_Records shown_
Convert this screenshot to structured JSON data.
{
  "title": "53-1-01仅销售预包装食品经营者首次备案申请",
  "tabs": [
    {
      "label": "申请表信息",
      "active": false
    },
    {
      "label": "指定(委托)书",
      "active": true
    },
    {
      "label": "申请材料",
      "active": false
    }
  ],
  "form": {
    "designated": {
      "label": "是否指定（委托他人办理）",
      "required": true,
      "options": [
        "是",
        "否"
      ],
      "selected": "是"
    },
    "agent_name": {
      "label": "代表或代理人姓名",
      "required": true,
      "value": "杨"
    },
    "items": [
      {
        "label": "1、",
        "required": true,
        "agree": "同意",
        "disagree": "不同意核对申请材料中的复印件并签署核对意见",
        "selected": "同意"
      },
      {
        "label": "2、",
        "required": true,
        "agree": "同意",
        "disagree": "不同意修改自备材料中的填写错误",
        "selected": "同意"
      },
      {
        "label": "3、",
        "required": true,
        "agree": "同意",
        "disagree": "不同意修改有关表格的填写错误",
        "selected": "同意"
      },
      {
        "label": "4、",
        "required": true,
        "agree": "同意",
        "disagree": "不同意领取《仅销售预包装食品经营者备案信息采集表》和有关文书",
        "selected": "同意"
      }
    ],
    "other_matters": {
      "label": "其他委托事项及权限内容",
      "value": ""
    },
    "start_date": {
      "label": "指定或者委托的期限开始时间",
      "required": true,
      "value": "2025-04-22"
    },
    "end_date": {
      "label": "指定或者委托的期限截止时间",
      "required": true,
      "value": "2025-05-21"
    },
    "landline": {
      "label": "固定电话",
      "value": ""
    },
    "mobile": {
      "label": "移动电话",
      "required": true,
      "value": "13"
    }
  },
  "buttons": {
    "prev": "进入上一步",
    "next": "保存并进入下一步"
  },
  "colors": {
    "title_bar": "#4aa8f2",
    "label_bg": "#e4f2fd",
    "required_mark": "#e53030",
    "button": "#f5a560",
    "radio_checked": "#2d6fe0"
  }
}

_Problem description_
Go through the records and print each one exactly.

_Expected answer_
Convert this screenshot to structured JSON data.
{
  "title": "53-1-01仅销售预包装食品经营者首次备案申请",
  "tabs": [
    {
      "label": "申请表信息",
      "active": false
    },
    {
      "label": "指定(委托)书",
      "active": true
    },
    {
      "label": "申请材料",
      "active": false
    }
  ],
  "form": {
    "designated": {
      "label": "是否指定（委托他人办理）",
      "required": true,
      "options": [
        "是",
        "否"
      ],
      "selected": "是"
    },
    "agent_name": {
      "label": "代表或代理人姓名",
      "required": true,
      "value": "杨"
    },
    "items": [
      {
        "label": "1、",
        "required": true,
        "agree": "同意",
        "disagree": "不同意核对申请材料中的复印件并签署核对意见",
        "selected": "同意"
      },
      {
        "label": "2、",
        "required": true,
        "agree": "同意",
        "disagree": "不同意修改自备材料中的填写错误",
        "selected": "同意"
      },
      {
        "label": "3、",
        "required": true,
        "agree": "同意",
        "disagree": "不同意修改有关表格的填写错误",
        "selected": "同意"
      },
      {
        "label": "4、",
        "required": true,
        "agree": "同意",
        "disagree": "不同意领取《仅销售预包装食品经营者备案信息采集表》和有关文书",
        "selected": "同意"
      }
    ],
    "other_matters": {
      "label": "其他委托事项及权限内容",
      "value": ""
    },
    "start_date": {
      "label": "指定或者委托的期限开始时间",
      "required": true,
      "value": "2025-04-22"
    },
    "end_date": {
      "label": "指定或者委托的期限截止时间",
      "required": true,
      "value": "2025-05-21"
    },
    "landline": {
      "label": "固定电话",
      "value": ""
    },
    "mobile": {
      "label": "移动电话",
      "required": true,
      "value": "13"
    }
  },
  "buttons": {
    "prev": "进入上一步",
    "next": "保存并进入下一步"
  },
  "colors": {
    "title_bar": "#4aa8f2",
    "label_bg": "#e4f2fd",
    "required_mark": "#e53030",
    "button": "#f5a560",
    "radio_checked": "#2d6fe0"
  }
}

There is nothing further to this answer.